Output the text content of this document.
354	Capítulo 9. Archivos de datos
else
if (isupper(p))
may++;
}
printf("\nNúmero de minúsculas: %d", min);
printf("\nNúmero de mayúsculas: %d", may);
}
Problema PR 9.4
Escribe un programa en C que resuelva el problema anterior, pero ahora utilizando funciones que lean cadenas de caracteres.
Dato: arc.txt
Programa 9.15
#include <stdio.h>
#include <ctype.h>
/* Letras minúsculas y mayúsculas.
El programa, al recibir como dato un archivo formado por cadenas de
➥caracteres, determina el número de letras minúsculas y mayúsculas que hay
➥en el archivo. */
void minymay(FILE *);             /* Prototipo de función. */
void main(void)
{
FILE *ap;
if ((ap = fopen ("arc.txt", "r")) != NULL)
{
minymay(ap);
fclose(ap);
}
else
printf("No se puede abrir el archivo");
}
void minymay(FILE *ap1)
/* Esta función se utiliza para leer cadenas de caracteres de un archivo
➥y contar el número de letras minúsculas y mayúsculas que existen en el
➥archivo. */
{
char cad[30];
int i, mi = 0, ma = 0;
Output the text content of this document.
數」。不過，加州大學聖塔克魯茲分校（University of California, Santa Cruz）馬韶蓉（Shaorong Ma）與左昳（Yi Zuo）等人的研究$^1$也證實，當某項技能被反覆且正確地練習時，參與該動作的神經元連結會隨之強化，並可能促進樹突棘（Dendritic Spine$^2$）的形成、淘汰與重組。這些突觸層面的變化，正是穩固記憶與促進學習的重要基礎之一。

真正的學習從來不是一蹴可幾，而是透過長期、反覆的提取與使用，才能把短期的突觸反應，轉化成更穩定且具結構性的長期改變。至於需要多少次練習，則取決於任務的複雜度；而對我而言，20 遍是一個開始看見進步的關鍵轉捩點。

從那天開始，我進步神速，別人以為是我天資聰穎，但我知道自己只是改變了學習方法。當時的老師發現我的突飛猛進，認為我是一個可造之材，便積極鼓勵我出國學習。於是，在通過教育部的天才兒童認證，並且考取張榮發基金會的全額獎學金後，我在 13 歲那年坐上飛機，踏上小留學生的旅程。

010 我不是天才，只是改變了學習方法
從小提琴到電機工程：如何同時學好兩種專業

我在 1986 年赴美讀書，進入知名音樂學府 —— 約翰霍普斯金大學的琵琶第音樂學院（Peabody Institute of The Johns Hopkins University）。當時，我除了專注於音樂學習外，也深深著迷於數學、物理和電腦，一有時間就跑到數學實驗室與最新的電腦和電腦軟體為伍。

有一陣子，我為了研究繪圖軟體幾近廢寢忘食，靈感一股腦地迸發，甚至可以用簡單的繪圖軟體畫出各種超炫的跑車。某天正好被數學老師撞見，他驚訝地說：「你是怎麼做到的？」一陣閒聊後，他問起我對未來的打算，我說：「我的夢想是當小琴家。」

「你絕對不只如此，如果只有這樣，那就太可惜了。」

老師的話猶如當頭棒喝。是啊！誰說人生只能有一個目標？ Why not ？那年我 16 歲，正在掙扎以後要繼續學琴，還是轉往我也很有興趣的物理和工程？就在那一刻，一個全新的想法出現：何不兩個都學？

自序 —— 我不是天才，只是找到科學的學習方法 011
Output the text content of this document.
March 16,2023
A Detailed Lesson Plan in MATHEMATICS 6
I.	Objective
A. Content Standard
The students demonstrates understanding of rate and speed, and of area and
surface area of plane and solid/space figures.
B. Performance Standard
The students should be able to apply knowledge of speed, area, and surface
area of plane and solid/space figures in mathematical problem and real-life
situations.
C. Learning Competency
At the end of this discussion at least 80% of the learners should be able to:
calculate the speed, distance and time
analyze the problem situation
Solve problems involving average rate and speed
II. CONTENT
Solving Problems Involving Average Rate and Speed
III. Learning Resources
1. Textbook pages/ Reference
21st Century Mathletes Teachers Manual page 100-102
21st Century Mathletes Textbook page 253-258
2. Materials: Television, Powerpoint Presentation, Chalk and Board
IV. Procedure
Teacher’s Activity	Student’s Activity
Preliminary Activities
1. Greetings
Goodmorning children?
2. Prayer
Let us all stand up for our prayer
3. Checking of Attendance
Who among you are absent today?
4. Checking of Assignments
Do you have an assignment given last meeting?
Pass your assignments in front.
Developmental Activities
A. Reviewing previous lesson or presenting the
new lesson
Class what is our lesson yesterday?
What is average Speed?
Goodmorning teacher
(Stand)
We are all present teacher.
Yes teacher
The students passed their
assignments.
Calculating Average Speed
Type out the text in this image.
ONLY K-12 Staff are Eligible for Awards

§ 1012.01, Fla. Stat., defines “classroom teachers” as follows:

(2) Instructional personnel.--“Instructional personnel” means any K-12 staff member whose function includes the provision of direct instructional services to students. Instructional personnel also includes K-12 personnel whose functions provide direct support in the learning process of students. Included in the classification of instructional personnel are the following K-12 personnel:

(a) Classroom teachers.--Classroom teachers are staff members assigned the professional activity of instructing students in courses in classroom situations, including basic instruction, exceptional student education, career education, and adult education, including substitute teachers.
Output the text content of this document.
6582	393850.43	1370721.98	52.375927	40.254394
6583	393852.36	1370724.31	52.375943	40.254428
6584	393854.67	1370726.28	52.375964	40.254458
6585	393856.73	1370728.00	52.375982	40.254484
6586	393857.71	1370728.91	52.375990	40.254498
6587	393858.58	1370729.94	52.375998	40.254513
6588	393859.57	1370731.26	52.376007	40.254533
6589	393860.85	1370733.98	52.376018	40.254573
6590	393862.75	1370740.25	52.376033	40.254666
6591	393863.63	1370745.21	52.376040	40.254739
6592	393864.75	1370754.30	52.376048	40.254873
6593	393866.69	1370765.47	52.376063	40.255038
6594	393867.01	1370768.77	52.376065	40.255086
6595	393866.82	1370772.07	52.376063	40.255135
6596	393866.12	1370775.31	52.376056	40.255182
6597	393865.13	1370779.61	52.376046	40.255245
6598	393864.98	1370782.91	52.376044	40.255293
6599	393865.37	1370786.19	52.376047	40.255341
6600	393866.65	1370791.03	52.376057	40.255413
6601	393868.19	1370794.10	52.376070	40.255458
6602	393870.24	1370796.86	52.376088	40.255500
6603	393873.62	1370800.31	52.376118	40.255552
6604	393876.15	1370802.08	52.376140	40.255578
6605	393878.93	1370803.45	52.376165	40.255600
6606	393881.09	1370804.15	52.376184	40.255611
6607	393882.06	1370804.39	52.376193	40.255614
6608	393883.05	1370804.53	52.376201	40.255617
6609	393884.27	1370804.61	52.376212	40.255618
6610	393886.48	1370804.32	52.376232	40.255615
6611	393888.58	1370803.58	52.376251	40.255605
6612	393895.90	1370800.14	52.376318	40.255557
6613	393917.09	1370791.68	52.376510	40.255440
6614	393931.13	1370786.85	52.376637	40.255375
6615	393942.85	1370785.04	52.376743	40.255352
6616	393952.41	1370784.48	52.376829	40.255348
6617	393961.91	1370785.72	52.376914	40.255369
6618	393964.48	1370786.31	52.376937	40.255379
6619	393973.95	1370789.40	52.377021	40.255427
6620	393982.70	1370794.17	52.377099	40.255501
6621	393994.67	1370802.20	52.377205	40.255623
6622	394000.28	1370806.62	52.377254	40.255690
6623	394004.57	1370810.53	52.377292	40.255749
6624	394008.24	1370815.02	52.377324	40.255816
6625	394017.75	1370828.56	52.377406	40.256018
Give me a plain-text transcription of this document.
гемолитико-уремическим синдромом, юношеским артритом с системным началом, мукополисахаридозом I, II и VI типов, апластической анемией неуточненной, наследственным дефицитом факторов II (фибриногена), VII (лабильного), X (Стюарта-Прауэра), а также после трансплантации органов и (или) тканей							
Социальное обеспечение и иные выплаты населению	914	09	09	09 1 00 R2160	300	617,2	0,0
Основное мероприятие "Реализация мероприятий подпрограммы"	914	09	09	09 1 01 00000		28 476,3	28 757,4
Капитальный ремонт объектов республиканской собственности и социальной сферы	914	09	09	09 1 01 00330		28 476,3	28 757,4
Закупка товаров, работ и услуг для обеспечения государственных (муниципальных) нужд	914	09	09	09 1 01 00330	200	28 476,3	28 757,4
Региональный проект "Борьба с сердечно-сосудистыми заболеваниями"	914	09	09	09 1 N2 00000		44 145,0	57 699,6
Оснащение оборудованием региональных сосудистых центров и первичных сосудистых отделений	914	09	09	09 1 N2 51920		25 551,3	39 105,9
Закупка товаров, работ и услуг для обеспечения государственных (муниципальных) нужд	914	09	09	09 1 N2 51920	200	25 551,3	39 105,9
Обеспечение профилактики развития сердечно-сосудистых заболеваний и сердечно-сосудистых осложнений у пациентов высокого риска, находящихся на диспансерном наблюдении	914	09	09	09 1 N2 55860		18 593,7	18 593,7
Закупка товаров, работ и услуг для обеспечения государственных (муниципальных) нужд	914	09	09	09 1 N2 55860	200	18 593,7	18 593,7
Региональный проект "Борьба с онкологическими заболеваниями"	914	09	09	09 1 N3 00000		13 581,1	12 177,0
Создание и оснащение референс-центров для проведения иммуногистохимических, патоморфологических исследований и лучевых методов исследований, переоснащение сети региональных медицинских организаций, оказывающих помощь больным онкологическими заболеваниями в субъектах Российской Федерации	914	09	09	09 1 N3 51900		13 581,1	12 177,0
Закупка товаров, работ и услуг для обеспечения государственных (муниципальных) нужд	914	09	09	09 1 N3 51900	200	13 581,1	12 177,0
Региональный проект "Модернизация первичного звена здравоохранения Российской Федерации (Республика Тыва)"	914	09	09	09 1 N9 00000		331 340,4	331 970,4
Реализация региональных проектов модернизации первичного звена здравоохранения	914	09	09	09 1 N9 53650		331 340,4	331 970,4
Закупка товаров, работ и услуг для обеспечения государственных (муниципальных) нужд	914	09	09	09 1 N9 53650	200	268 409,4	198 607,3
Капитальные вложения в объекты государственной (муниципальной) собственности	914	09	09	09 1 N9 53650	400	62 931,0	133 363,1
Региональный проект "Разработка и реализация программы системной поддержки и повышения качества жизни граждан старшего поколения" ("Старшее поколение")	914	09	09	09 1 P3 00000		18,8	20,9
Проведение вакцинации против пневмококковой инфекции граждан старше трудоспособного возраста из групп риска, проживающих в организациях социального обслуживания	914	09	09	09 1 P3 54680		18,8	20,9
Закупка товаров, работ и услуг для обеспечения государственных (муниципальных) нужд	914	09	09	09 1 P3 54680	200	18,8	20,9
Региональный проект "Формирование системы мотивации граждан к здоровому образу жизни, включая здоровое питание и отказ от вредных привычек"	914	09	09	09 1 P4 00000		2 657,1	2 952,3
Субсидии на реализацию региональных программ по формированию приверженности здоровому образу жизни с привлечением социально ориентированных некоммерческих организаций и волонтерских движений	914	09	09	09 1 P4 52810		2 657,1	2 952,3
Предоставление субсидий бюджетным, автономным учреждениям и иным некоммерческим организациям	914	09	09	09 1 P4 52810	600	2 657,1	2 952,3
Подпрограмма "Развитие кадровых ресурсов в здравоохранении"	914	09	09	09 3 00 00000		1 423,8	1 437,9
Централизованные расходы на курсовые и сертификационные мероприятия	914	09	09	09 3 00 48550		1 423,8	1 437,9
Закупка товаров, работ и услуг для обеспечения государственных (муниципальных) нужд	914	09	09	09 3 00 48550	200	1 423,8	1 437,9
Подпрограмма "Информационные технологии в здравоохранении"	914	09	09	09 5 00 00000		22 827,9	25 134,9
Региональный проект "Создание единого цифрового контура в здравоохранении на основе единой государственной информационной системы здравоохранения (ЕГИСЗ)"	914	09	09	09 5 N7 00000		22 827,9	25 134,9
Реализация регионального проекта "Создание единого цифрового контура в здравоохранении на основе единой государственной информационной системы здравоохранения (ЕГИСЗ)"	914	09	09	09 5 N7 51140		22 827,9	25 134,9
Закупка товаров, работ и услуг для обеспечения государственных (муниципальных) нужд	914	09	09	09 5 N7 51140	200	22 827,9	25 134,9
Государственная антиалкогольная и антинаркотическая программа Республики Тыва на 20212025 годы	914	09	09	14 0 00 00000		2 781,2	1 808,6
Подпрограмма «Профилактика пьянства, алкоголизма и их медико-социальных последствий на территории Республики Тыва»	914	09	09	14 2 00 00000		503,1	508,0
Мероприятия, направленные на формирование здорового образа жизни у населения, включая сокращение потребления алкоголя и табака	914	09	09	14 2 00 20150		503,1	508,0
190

____________

> [Exercise requirements]:
From the records given above, copy all lines containing "Подпрограмма".

> [Written solution]:
Подпрограмма "Развитие кадровых ресурсов в здравоохранении"	914	09	09	09 3 00 00000		1 423,8	1 437,9
Подпрограмма "Информационные технологии в здравоохранении"	914	09	09	09 5 00 00000		22 827,9	25 134,9
Подпрограмма «Профилактика пьянства, алкоголизма и их медико-социальных последствий на территории Республики Тыва»	914	09	09	14 2 00 00000		503,1	508,0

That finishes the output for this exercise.